Return the listing below in full, with every line exactly as it is.

+ + + + +

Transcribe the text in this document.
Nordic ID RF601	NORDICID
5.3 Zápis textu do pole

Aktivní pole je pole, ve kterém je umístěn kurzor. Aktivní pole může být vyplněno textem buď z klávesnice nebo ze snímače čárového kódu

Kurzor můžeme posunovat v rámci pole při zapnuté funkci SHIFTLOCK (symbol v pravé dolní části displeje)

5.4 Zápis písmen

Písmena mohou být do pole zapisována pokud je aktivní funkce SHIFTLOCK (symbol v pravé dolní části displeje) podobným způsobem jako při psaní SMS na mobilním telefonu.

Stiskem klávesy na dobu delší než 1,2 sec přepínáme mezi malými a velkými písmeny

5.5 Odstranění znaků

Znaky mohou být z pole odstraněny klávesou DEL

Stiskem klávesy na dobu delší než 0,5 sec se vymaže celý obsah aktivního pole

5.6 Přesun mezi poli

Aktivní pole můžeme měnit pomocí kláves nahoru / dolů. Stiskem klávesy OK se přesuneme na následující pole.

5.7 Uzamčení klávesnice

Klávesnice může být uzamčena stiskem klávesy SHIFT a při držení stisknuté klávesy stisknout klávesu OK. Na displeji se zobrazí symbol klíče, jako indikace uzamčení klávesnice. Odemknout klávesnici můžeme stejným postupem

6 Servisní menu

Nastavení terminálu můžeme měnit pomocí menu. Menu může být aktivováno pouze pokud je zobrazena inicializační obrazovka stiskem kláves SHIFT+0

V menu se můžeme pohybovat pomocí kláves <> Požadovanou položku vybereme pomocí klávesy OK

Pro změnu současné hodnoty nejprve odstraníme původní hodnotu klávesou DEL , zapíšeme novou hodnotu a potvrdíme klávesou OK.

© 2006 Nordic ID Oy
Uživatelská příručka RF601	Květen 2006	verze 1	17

+ + + + +

[Solution for this exercise]
Transcribe the text in this document.
Nordic ID RF601	NORDICID
5.3 Zápis textu do pole

Aktivní pole je pole, ve kterém je umístěn kurzor. Aktivní pole může být vyplněno textem buď z klávesnice nebo ze snímače čárového kódu

Kurzor můžeme posunovat v rámci pole při zapnuté funkci SHIFTLOCK (symbol v pravé dolní části displeje)

5.4 Zápis písmen

Písmena mohou být do pole zapisována pokud je aktivní funkce SHIFTLOCK (symbol v pravé dolní části displeje) podobným způsobem jako při psaní SMS na mobilním telefonu.

Stiskem klávesy na dobu delší než 1,2 sec přepínáme mezi malými a velkými písmeny

5.5 Odstranění znaků

Znaky mohou být z pole odstraněny klávesou DEL

Stiskem klávesy na dobu delší než 0,5 sec se vymaže celý obsah aktivního pole

5.6 Přesun mezi poli

Aktivní pole můžeme měnit pomocí kláves nahoru / dolů. Stiskem klávesy OK se přesuneme na následující pole.

5.7 Uzamčení klávesnice

Klávesnice může být uzamčena stiskem klávesy SHIFT a při držení stisknuté klávesy stisknout klávesu OK. Na displeji se zobrazí symbol klíče, jako indikace uzamčení klávesnice. Odemknout klávesnici můžeme stejným postupem

6 Servisní menu

Nastavení terminálu můžeme měnit pomocí menu. Menu může být aktivováno pouze pokud je zobrazena inicializační obrazovka stiskem kláves SHIFT+0

V menu se můžeme pohybovat pomocí kláves <> Požadovanou položku vybereme pomocí klávesy OK

Pro změnu současné hodnoty nejprve odstraníme původní hodnotu klávesou DEL , zapíšeme novou hodnotu a potvrdíme klávesou OK.

© 2006 Nordic ID Oy
Uživatelská příručka RF601	Květen 2006	verze 1	17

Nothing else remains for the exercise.